Extracted text.
====
Some of the other factors that were involved in this shrinking of the bison herds by the middle of the 19th century include things like this: Horses had been absent from North America for about 10,000 years. They had become extinct during the Pleistocene extinction. They had survived in Asia and Africa, astonishingly enough, but horses had all become extinct in the Americas. When the Europeans arrived, though, they returned horses. And in one of the interesting ecological stories of the American West, horses are able to go feral in the American West extraordinarily easily, probably because they are returning to a former . . . an ecology that they had evolved to.

And so, not only are Indians beginning to acquire horses in large numbers after the Pueblo revolt against the Spaniards in New Mexico in 1680 — the Pueblo Indians captured the Spanish horse herds and began trading them to other groups, so that within fifty years after that revolt, most of the Indians in the West had horses. But horses also began going feral in the West about that time, so that by 1800 it's been estimated that south of the Arkansas River alone there were probably two million wild horses.
====
Given exercise 1. In the item position entries, copy out word for word the section that opens with the line containing "- view-large-button[interactable]: 查看大图: [247, 218, 366, 247]" and closes with the line containing "- crown-badge-icon: 4: [425, 413, 465, 448]", both of those lines included.

[Item position entries]
====
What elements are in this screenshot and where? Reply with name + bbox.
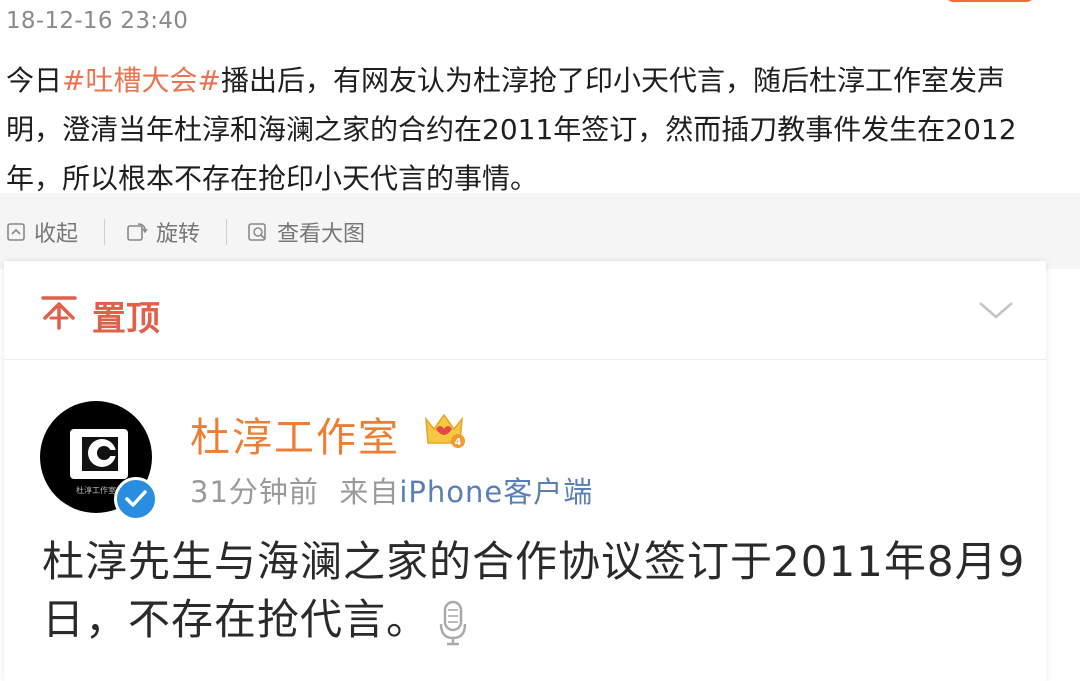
- view-large-button[interactable]: 查看大图: [247, 218, 366, 247]
- pin-label: 置顶: [92, 299, 160, 339]
- view-large-label: 查看大图: [277, 222, 366, 247]
- username[interactable]: 杜淳工作室: [190, 405, 400, 463]
- top-badge: [944, 0, 1036, 2]
- crown-level: 4: [455, 437, 462, 448]
- toolbar-divider: [226, 219, 227, 245]
- source-link[interactable]: iPhone客户端: [399, 475, 593, 509]
- post-meta: 31分钟前 来自iPhone客户端: [190, 469, 593, 511]
- pin-top-icon: [41, 296, 77, 330]
- weibo-body: 杜淳先生与海澜之家的合作协议签订于2011年8月9日，不存在抢代言。: [42, 537, 1026, 644]
- checkmark-icon: [125, 490, 147, 507]
- post-text-lead: 今日: [6, 64, 63, 97]
- hashtag-link[interactable]: #吐槽大会#: [62, 64, 221, 97]
- embedded-weibo-card: 置顶 杜淳工作室 杜淳工作室 4 31分钟前 来自iPhone客户端 杜淳先生与…: [4, 261, 1046, 681]
- collapse-icon: [7, 223, 25, 241]
- chevron-down-icon[interactable]: [976, 299, 1016, 321]
- verified-badge: [114, 477, 158, 521]
- weibo-text: 杜淳先生与海澜之家的合作协议签订于2011年8月9日，不存在抢代言。: [42, 533, 1042, 649]
- post-time: 31分钟前: [190, 475, 319, 509]
- post-text: 今日#吐槽大会#播出后，有网友认为杜淳抢了印小天代言，随后杜淳工作室发声明，澄清…: [6, 56, 1056, 203]
- rotate-label: 旋转: [156, 222, 201, 247]
- pin-header[interactable]: 置顶: [4, 261, 1046, 360]
- post-date: 18-12-16 23:40: [6, 8, 189, 34]
- source-prefix: 来自: [339, 475, 400, 509]
- rotate-icon: [127, 223, 148, 241]
- rotate-button[interactable]: 旋转: [126, 218, 201, 247]
- avatar-caption: 杜淳工作室: [76, 485, 116, 495]
- collapse-label: 收起: [34, 222, 79, 247]
- toolbar-divider: [104, 219, 105, 245]
- microphone-icon: [439, 600, 467, 645]
- crown-badge-icon: 4: [425, 413, 465, 448]
- collapse-button[interactable]: 收起: [6, 218, 79, 247]
- magnify-image-icon: [248, 223, 266, 241]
====
Given exercise 2. Extract the full passage on horses in the American West, reproducing it without any changes.

Exercise result 1.
- view-large-button[interactable]: 查看大图: [247, 218, 366, 247]
- pin-label: 置顶: [92, 299, 160, 339]
- view-large-label: 查看大图: [277, 222, 366, 247]
- username[interactable]: 杜淳工作室: [190, 405, 400, 463]
- top-badge: [944, 0, 1036, 2]
- crown-level: 4: [455, 437, 462, 448]
- toolbar-divider: [226, 219, 227, 245]
- source-link[interactable]: iPhone客户端: [399, 475, 593, 509]
- post-meta: 31分钟前 来自iPhone客户端: [190, 469, 593, 511]
- pin-top-icon: [41, 296, 77, 330]
- weibo-body: 杜淳先生与海澜之家的合作协议签订于2011年8月9日，不存在抢代言。: [42, 537, 1026, 644]
- checkmark-icon: [125, 490, 147, 507]
- post-text-lead: 今日: [6, 64, 63, 97]
- hashtag-link[interactable]: #吐槽大会#: [62, 64, 221, 97]
- embedded-weibo-card: 置顶 杜淳工作室 杜淳工作室 4 31分钟前 来自iPhone客户端 杜淳先生与…: [4, 261, 1046, 681]
- collapse-icon: [7, 223, 25, 241]
- chevron-down-icon[interactable]: [976, 299, 1016, 321]
- verified-badge: [114, 477, 158, 521]
- weibo-text: 杜淳先生与海澜之家的合作协议签订于2011年8月9日，不存在抢代言。: [42, 533, 1042, 649]
- post-time: 31分钟前: [190, 475, 319, 509]
- post-text: 今日#吐槽大会#播出后，有网友认为杜淳抢了印小天代言，随后杜淳工作室发声明，澄清…: [6, 56, 1056, 203]
- rotate-label: 旋转: [156, 222, 201, 247]
- pin-header[interactable]: 置顶: [4, 261, 1046, 360]
- post-date: 18-12-16 23:40: [6, 8, 189, 34]
- source-prefix: 来自: [339, 475, 400, 509]
- rotate-icon: [127, 223, 148, 241]
- rotate-button[interactable]: 旋转: [126, 218, 201, 247]
- avatar-caption: 杜淳工作室: [76, 485, 116, 495]
- collapse-label: 收起: [34, 222, 79, 247]
- toolbar-divider: [104, 219, 105, 245]
- microphone-icon: [439, 600, 467, 645]
- crown-badge-icon: 4: [425, 413, 465, 448]

Exercise result 2.
Some of the other factors that were involved in this shrinking of the bison herds by the middle of the 19th century include things like this: Horses had been absent from North America for about 10,000 years. They had become extinct during the Pleistocene extinction. They had survived in Asia and Africa, astonishingly enough, but horses had all become extinct in the Americas. When the Europeans arrived, though, they returned horses. And in one of the interesting ecological stories of the American West, horses are able to go feral in the American West extraordinarily easily, probably because they are returning to a former . . . an ecology that they had evolved to.

And so, not only are Indians beginning to acquire horses in large numbers after the Pueblo revolt against the Spaniards in New Mexico in 1680 — the Pueblo Indians captured the Spanish horse herds and began trading them to other groups, so that within fifty years after that revolt, most of the Indians in the West had horses. But horses also began going feral in the West about that time, so that by 1800 it's been estimated that south of the Arkansas River alone there were probably two million wild horses.